▸ Things to do
1. In the forum thread on dating an Omega watch, reproduce the passage from "I am told the" up to and including "signed Omega crown?", swapping "crown" for "dial".
2. According to the forum thread on dating an Omega watch, what calibre is the movement in the watch offered at auction?

▸ Selected excerpt
# Help Dating Yet Another Omega Watch



## SaT (Mar 17, 2008)

Hi, although this is pretty much my first post, I have been lurking for quite some time.

For a while now I have been looking for a birthdate (1965) Omega watch for myself. I have found one that has come up for sale

at an auction house (its not **bay and i assume I can't link to it to show what I am looing at). It is described as having a case hallmarked Birminham

1965, with the number 1215400, with a signed calibre 269 movement with the number 21386682.

I before I think about bidding I would like to check that this is really a 1965 watch, I have tried searching for both the case and movement

number on the Omega vintage website, but their search brings no results. The only thing I get a result for is the movement number

of 269 but I get nothing dates to 1965.

I am told the Omega search can be a bit tricky, so any advice as to what else I might do to confirm the date of this watch would be really great.

Lastly, would an Omega of this vintage have a signed Omega crown?

Thanks in advance

S


----------



## Craiginuk (Mar 4, 2011)

Movement looks like 1964 according to here: http://www.thewatchforum.co.uk/index.php?showtopic=50202

Welcome! Also very new here 

Craig


----------



## Craiginuk (Mar 4, 2011)

And I guess the movements would have been made first and then put into a case. So if the hallmark says 1965 on the case I think you're onto a winner there! At least the movement doesn't come up as say 1966 or 1967 in which case it would definately not be a 1965 watch.

Craig


----------



## SaT (Mar 17, 2008)

Thanks Craig - just typical of me not to spot the pinned thread

I think I am just being a bit cautious as I couldn't find anything on either case number or movement number on the omega site.

S


----------



## gaz64 (May 5, 2009)

▸ Provided data
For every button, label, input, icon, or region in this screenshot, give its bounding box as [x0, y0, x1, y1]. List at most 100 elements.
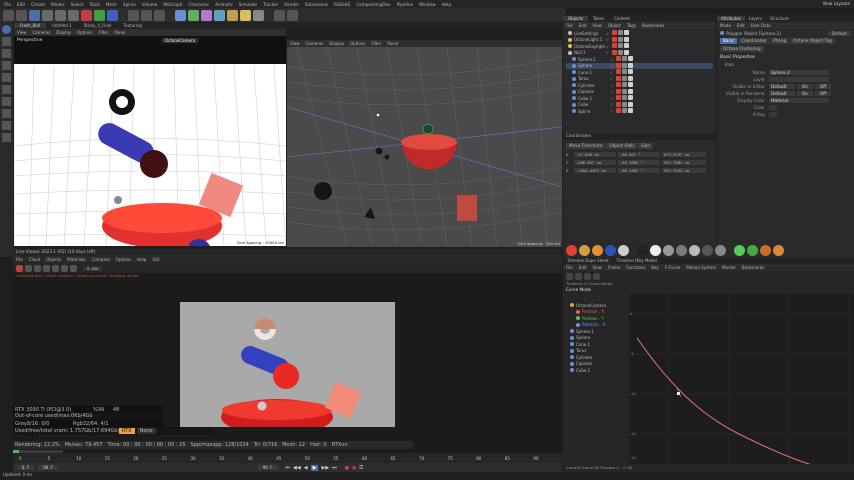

▸ Task-by-task solutions
1.
I am told the Omega search can be a bit tricky, so any advice as to what else I might do to confirm the date of this watch would be really great.

Lastly, would an Omega of this vintage have a signed Omega dial?

2. It has a signed calibre 269 movement.